──────── RECORDS SUPPLIED
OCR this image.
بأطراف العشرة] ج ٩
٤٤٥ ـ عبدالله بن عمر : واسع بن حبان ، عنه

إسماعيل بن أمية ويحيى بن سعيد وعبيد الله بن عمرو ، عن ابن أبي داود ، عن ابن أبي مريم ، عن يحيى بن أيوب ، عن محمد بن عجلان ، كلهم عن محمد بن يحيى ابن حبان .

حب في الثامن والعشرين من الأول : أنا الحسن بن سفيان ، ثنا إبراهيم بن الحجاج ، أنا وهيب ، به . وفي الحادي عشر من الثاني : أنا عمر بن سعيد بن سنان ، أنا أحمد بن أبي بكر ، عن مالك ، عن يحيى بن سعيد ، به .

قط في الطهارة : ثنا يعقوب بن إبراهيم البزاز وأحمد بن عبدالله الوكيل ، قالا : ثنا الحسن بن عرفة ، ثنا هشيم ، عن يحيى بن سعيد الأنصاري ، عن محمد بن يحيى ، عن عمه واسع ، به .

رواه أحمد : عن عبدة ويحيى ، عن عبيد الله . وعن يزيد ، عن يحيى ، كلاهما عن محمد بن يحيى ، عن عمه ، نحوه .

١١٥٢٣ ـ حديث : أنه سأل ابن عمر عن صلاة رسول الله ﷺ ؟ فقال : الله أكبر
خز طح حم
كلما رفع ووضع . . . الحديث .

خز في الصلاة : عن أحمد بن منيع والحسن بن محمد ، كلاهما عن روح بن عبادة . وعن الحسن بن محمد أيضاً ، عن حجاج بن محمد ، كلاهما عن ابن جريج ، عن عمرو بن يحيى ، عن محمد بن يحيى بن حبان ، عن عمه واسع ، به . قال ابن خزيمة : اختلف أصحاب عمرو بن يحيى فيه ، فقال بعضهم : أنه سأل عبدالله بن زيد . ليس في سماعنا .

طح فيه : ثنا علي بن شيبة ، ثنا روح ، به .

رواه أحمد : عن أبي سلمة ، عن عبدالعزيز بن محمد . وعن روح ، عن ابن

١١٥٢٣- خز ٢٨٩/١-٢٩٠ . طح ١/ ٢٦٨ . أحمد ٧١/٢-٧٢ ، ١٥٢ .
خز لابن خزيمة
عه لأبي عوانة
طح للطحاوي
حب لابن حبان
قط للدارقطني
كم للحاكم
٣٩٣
────────────────
Write the data from above out again, exactly.

> EXERCISE RESULT
OCR this image.
بأطراف العشرة] ج ٩
٤٤٥ ـ عبدالله بن عمر : واسع بن حبان ، عنه

إسماعيل بن أمية ويحيى بن سعيد وعبيد الله بن عمرو ، عن ابن أبي داود ، عن ابن أبي مريم ، عن يحيى بن أيوب ، عن محمد بن عجلان ، كلهم عن محمد بن يحيى ابن حبان .

حب في الثامن والعشرين من الأول : أنا الحسن بن سفيان ، ثنا إبراهيم بن الحجاج ، أنا وهيب ، به . وفي الحادي عشر من الثاني : أنا عمر بن سعيد بن سنان ، أنا أحمد بن أبي بكر ، عن مالك ، عن يحيى بن سعيد ، به .

قط في الطهارة : ثنا يعقوب بن إبراهيم البزاز وأحمد بن عبدالله الوكيل ، قالا : ثنا الحسن بن عرفة ، ثنا هشيم ، عن يحيى بن سعيد الأنصاري ، عن محمد بن يحيى ، عن عمه واسع ، به .

رواه أحمد : عن عبدة ويحيى ، عن عبيد الله . وعن يزيد ، عن يحيى ، كلاهما عن محمد بن يحيى ، عن عمه ، نحوه .

١١٥٢٣ ـ حديث : أنه سأل ابن عمر عن صلاة رسول الله ﷺ ؟ فقال : الله أكبر
خز طح حم
كلما رفع ووضع . . . الحديث .

خز في الصلاة : عن أحمد بن منيع والحسن بن محمد ، كلاهما عن روح بن عبادة . وعن الحسن بن محمد أيضاً ، عن حجاج بن محمد ، كلاهما عن ابن جريج ، عن عمرو بن يحيى ، عن محمد بن يحيى بن حبان ، عن عمه واسع ، به . قال ابن خزيمة : اختلف أصحاب عمرو بن يحيى فيه ، فقال بعضهم : أنه سأل عبدالله بن زيد . ليس في سماعنا .

طح فيه : ثنا علي بن شيبة ، ثنا روح ، به .

رواه أحمد : عن أبي سلمة ، عن عبدالعزيز بن محمد . وعن روح ، عن ابن

١١٥٢٣- خز ٢٨٩/١-٢٩٠ . طح ١/ ٢٦٨ . أحمد ٧١/٢-٧٢ ، ١٥٢ .
خز لابن خزيمة
عه لأبي عوانة
طح للطحاوي
حب لابن حبان
قط للدارقطني
كم للحاكم
٣٩٣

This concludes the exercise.